▶ [Listing]

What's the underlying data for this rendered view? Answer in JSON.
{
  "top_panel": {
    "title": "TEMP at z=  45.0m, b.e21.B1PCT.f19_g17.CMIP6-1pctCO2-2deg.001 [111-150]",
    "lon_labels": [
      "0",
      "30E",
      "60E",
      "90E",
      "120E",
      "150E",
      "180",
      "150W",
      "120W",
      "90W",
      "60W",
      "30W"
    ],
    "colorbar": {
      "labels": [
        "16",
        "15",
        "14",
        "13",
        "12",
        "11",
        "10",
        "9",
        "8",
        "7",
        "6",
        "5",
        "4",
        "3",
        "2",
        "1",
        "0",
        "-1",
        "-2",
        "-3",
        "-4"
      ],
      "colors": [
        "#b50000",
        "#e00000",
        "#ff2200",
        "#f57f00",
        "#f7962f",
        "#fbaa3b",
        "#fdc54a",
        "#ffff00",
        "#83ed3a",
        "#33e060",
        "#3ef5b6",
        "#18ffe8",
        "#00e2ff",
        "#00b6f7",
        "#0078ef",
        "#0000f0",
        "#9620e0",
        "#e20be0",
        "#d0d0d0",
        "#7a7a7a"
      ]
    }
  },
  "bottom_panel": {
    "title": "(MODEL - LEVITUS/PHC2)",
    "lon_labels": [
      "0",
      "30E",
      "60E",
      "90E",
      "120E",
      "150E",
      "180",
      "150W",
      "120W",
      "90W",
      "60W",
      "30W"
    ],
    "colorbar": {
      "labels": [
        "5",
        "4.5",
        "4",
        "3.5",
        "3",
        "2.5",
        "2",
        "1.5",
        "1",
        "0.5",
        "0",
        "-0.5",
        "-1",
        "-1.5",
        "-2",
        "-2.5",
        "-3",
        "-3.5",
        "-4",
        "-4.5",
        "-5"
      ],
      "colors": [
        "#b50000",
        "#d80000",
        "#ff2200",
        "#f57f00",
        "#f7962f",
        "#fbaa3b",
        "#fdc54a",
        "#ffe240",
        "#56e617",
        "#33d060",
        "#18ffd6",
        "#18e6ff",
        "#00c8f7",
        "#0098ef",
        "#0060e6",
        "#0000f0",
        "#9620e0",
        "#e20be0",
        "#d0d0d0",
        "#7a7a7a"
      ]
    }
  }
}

▶ [Problem]
Gather from the data above every line with the string "title".

▶ [The answer]
    "title": "TEMP at z=  45.0m, b.e21.B1PCT.f19_g17.CMIP6-1pctCO2-2deg.001 [111-150]",
    "title": "(MODEL - LEVITUS/PHC2)",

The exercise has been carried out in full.